[Short problem]: Return every record verbatim.
──────────
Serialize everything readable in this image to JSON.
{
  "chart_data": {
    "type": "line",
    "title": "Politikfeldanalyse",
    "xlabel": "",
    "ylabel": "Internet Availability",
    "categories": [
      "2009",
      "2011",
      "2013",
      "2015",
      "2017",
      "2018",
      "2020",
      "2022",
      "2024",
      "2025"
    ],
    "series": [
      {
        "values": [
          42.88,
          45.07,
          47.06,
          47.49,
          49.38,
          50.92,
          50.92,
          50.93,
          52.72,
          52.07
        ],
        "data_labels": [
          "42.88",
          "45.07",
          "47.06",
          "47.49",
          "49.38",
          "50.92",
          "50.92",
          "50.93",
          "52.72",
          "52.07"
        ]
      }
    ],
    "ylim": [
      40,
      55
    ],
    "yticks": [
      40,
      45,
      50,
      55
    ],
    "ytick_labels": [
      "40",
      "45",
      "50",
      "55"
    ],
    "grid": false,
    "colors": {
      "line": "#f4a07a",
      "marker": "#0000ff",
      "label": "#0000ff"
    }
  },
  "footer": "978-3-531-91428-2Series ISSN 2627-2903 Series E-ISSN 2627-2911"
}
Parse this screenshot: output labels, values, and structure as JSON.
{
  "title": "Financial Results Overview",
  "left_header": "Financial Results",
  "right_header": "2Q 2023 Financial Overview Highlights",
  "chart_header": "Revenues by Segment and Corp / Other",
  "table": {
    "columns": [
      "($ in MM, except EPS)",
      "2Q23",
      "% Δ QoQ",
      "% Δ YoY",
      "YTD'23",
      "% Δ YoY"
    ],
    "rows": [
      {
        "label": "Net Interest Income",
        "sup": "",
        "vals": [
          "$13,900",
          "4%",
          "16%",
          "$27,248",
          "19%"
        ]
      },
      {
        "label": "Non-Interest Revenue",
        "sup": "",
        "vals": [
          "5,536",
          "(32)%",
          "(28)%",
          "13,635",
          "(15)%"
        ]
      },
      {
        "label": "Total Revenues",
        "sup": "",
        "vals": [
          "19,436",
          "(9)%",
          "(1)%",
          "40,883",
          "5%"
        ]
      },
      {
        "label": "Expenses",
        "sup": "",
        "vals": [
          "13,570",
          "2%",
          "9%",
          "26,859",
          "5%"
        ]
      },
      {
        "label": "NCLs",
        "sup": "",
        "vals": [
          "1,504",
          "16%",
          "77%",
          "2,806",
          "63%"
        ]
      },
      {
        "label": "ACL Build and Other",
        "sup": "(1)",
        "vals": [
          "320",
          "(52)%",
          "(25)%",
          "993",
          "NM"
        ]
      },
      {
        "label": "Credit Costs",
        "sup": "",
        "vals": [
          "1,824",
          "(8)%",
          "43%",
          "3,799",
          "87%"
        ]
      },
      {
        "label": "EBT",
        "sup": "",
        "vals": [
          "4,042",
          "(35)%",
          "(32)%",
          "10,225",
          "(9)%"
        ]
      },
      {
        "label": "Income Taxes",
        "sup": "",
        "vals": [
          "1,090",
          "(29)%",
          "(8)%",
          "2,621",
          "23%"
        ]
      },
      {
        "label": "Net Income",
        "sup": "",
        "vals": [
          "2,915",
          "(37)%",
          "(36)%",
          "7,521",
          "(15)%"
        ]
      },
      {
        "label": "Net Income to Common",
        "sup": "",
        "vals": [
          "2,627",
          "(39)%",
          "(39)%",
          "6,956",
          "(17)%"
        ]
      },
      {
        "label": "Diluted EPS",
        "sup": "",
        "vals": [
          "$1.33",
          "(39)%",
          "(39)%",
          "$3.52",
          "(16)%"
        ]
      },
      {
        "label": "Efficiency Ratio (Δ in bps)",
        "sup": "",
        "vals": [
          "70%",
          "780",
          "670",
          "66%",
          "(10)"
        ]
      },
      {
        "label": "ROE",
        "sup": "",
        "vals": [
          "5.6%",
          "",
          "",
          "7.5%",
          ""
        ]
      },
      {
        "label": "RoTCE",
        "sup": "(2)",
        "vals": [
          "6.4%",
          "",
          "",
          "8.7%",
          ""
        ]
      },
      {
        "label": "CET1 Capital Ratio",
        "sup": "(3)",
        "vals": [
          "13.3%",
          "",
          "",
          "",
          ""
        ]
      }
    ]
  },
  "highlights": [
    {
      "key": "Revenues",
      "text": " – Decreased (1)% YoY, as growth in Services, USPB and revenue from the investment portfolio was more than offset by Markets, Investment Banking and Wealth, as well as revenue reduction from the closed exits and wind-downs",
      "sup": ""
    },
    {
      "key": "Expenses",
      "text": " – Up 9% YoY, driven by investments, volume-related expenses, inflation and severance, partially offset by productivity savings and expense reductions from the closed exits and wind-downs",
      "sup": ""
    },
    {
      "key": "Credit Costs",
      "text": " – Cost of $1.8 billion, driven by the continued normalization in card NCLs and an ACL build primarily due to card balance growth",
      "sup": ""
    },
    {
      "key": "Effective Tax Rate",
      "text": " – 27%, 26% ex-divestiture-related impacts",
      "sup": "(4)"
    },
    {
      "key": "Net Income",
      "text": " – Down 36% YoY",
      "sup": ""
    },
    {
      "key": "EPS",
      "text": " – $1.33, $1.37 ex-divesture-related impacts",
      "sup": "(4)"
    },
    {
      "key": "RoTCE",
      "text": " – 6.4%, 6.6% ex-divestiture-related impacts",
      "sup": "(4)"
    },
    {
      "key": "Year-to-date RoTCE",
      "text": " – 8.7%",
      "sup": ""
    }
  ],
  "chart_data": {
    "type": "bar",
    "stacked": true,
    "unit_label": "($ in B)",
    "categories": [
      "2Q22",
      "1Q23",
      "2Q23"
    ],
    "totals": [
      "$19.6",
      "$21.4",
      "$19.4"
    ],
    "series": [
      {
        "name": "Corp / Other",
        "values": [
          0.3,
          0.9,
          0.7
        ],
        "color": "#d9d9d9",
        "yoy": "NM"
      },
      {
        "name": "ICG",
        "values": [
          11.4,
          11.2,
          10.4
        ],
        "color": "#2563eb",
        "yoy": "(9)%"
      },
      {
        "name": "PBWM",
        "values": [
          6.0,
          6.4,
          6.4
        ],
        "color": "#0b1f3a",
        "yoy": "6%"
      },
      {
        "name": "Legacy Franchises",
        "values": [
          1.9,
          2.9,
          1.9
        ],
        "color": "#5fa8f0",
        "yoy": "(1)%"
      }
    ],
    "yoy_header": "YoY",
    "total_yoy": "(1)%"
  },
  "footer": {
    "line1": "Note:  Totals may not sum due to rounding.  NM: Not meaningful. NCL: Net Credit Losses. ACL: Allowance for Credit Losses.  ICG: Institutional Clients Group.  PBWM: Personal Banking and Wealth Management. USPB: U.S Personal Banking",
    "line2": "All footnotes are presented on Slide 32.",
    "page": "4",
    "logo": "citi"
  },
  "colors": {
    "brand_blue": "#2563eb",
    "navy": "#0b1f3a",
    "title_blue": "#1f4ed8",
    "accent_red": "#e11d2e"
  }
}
──────────
[Task output]:
Serialize everything readable in this image to JSON.
{
  "chart_data": {
    "type": "line",
    "title": "Politikfeldanalyse",
    "xlabel": "",
    "ylabel": "Internet Availability",
    "categories": [
      "2009",
      "2011",
      "2013",
      "2015",
      "2017",
      "2018",
      "2020",
      "2022",
      "2024",
      "2025"
    ],
    "series": [
      {
        "values": [
          42.88,
          45.07,
          47.06,
          47.49,
          49.38,
          50.92,
          50.92,
          50.93,
          52.72,
          52.07
        ],
        "data_labels": [
          "42.88",
          "45.07",
          "47.06",
          "47.49",
          "49.38",
          "50.92",
          "50.92",
          "50.93",
          "52.72",
          "52.07"
        ]
      }
    ],
    "ylim": [
      40,
      55
    ],
    "yticks": [
      40,
      45,
      50,
      55
    ],
    "ytick_labels": [
      "40",
      "45",
      "50",
      "55"
    ],
    "grid": false,
    "colors": {
      "line": "#f4a07a",
      "marker": "#0000ff",
      "label": "#0000ff"
    }
  },
  "footer": "978-3-531-91428-2Series ISSN 2627-2903 Series E-ISSN 2627-2911"
}
Parse this screenshot: output labels, values, and structure as JSON.
{
  "title": "Financial Results Overview",
  "left_header": "Financial Results",
  "right_header": "2Q 2023 Financial Overview Highlights",
  "chart_header": "Revenues by Segment and Corp / Other",
  "table": {
    "columns": [
      "($ in MM, except EPS)",
      "2Q23",
      "% Δ QoQ",
      "% Δ YoY",
      "YTD'23",
      "% Δ YoY"
    ],
    "rows": [
      {
        "label": "Net Interest Income",
        "sup": "",
        "vals": [
          "$13,900",
          "4%",
          "16%",
          "$27,248",
          "19%"
        ]
      },
      {
        "label": "Non-Interest Revenue",
        "sup": "",
        "vals": [
          "5,536",
          "(32)%",
          "(28)%",
          "13,635",
          "(15)%"
        ]
      },
      {
        "label": "Total Revenues",
        "sup": "",
        "vals": [
          "19,436",
          "(9)%",
          "(1)%",
          "40,883",
          "5%"
        ]
      },
      {
        "label": "Expenses",
        "sup": "",
        "vals": [
          "13,570",
          "2%",
          "9%",
          "26,859",
          "5%"
        ]
      },
      {
        "label": "NCLs",
        "sup": "",
        "vals": [
          "1,504",
          "16%",
          "77%",
          "2,806",
          "63%"
        ]
      },
      {
        "label": "ACL Build and Other",
        "sup": "(1)",
        "vals": [
          "320",
          "(52)%",
          "(25)%",
          "993",
          "NM"
        ]
      },
      {
        "label": "Credit Costs",
        "sup": "",
        "vals": [
          "1,824",
          "(8)%",
          "43%",
          "3,799",
          "87%"
        ]
      },
      {
        "label": "EBT",
        "sup": "",
        "vals": [
          "4,042",
          "(35)%",
          "(32)%",
          "10,225",
          "(9)%"
        ]
      },
      {
        "label": "Income Taxes",
        "sup": "",
        "vals": [
          "1,090",
          "(29)%",
          "(8)%",
          "2,621",
          "23%"
        ]
      },
      {
        "label": "Net Income",
        "sup": "",
        "vals": [
          "2,915",
          "(37)%",
          "(36)%",
          "7,521",
          "(15)%"
        ]
      },
      {
        "label": "Net Income to Common",
        "sup": "",
        "vals": [
          "2,627",
          "(39)%",
          "(39)%",
          "6,956",
          "(17)%"
        ]
      },
      {
        "label": "Diluted EPS",
        "sup": "",
        "vals": [
          "$1.33",
          "(39)%",
          "(39)%",
          "$3.52",
          "(16)%"
        ]
      },
      {
        "label": "Efficiency Ratio (Δ in bps)",
        "sup": "",
        "vals": [
          "70%",
          "780",
          "670",
          "66%",
          "(10)"
        ]
      },
      {
        "label": "ROE",
        "sup": "",
        "vals": [
          "5.6%",
          "",
          "",
          "7.5%",
          ""
        ]
      },
      {
        "label": "RoTCE",
        "sup": "(2)",
        "vals": [
          "6.4%",
          "",
          "",
          "8.7%",
          ""
        ]
      },
      {
        "label": "CET1 Capital Ratio",
        "sup": "(3)",
        "vals": [
          "13.3%",
          "",
          "",
          "",
          ""
        ]
      }
    ]
  },
  "highlights": [
    {
      "key": "Revenues",
      "text": " – Decreased (1)% YoY, as growth in Services, USPB and revenue from the investment portfolio was more than offset by Markets, Investment Banking and Wealth, as well as revenue reduction from the closed exits and wind-downs",
      "sup": ""
    },
    {
      "key": "Expenses",
      "text": " – Up 9% YoY, driven by investments, volume-related expenses, inflation and severance, partially offset by productivity savings and expense reductions from the closed exits and wind-downs",
      "sup": ""
    },
    {
      "key": "Credit Costs",
      "text": " – Cost of $1.8 billion, driven by the continued normalization in card NCLs and an ACL build primarily due to card balance growth",
      "sup": ""
    },
    {
      "key": "Effective Tax Rate",
      "text": " – 27%, 26% ex-divestiture-related impacts",
      "sup": "(4)"
    },
    {
      "key": "Net Income",
      "text": " – Down 36% YoY",
      "sup": ""
    },
    {
      "key": "EPS",
      "text": " – $1.33, $1.37 ex-divesture-related impacts",
      "sup": "(4)"
    },
    {
      "key": "RoTCE",
      "text": " – 6.4%, 6.6% ex-divestiture-related impacts",
      "sup": "(4)"
    },
    {
      "key": "Year-to-date RoTCE",
      "text": " – 8.7%",
      "sup": ""
    }
  ],
  "chart_data": {
    "type": "bar",
    "stacked": true,
    "unit_label": "($ in B)",
    "categories": [
      "2Q22",
      "1Q23",
      "2Q23"
    ],
    "totals": [
      "$19.6",
      "$21.4",
      "$19.4"
    ],
    "series": [
      {
        "name": "Corp / Other",
        "values": [
          0.3,
          0.9,
          0.7
        ],
        "color": "#d9d9d9",
        "yoy": "NM"
      },
      {
        "name": "ICG",
        "values": [
          11.4,
          11.2,
          10.4
        ],
        "color": "#2563eb",
        "yoy": "(9)%"
      },
      {
        "name": "PBWM",
        "values": [
          6.0,
          6.4,
          6.4
        ],
        "color": "#0b1f3a",
        "yoy": "6%"
      },
      {
        "name": "Legacy Franchises",
        "values": [
          1.9,
          2.9,
          1.9
        ],
        "color": "#5fa8f0",
        "yoy": "(1)%"
      }
    ],
    "yoy_header": "YoY",
    "total_yoy": "(1)%"
  },
  "footer": {
    "line1": "Note:  Totals may not sum due to rounding.  NM: Not meaningful. NCL: Net Credit Losses. ACL: Allowance for Credit Losses.  ICG: Institutional Clients Group.  PBWM: Personal Banking and Wealth Management. USPB: U.S Personal Banking",
    "line2": "All footnotes are presented on Slide 32.",
    "page": "4",
    "logo": "citi"
  },
  "colors": {
    "brand_blue": "#2563eb",
    "navy": "#0b1f3a",
    "title_blue": "#1f4ed8",
    "accent_red": "#e11d2e"
  }
}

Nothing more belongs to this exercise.